Task directions
Without altering anything, repeat each of the records.

Collection entries
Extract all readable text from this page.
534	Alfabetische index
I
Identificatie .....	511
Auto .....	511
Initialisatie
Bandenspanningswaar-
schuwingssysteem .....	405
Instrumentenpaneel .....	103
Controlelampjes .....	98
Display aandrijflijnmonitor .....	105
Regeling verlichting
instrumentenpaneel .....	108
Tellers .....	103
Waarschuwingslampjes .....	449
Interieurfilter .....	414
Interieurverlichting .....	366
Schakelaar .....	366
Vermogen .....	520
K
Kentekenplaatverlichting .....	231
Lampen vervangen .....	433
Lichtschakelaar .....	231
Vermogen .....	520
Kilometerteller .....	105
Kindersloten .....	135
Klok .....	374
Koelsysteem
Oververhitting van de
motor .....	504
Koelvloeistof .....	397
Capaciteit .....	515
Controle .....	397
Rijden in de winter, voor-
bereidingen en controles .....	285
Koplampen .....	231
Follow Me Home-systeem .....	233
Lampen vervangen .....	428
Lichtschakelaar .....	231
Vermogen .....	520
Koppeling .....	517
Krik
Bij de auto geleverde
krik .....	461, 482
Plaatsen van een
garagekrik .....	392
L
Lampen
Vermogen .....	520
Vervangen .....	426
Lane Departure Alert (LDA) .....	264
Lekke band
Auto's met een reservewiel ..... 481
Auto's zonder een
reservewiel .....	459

Worked solution
Extract all readable text from this page.
534	Alfabetische index
I
Identificatie .....	511
Auto .....	511
Initialisatie
Bandenspanningswaar-
schuwingssysteem .....	405
Instrumentenpaneel .....	103
Controlelampjes .....	98
Display aandrijflijnmonitor .....	105
Regeling verlichting
instrumentenpaneel .....	108
Tellers .....	103
Waarschuwingslampjes .....	449
Interieurfilter .....	414
Interieurverlichting .....	366
Schakelaar .....	366
Vermogen .....	520
K
Kentekenplaatverlichting .....	231
Lampen vervangen .....	433
Lichtschakelaar .....	231
Vermogen .....	520
Kilometerteller .....	105
Kindersloten .....	135
Klok .....	374
Koelsysteem
Oververhitting van de
motor .....	504
Koelvloeistof .....	397
Capaciteit .....	515
Controle .....	397
Rijden in de winter, voor-
bereidingen en controles .....	285
Koplampen .....	231
Follow Me Home-systeem .....	233
Lampen vervangen .....	428
Lichtschakelaar .....	231
Vermogen .....	520
Koppeling .....	517
Krik
Bij de auto geleverde
krik .....	461, 482
Plaatsen van een
garagekrik .....	392
L
Lampen
Vermogen .....	520
Vervangen .....	426
Lane Departure Alert (LDA) .....	264
Lekke band
Auto's met een reservewiel ..... 481
Auto's zonder een
reservewiel .....	459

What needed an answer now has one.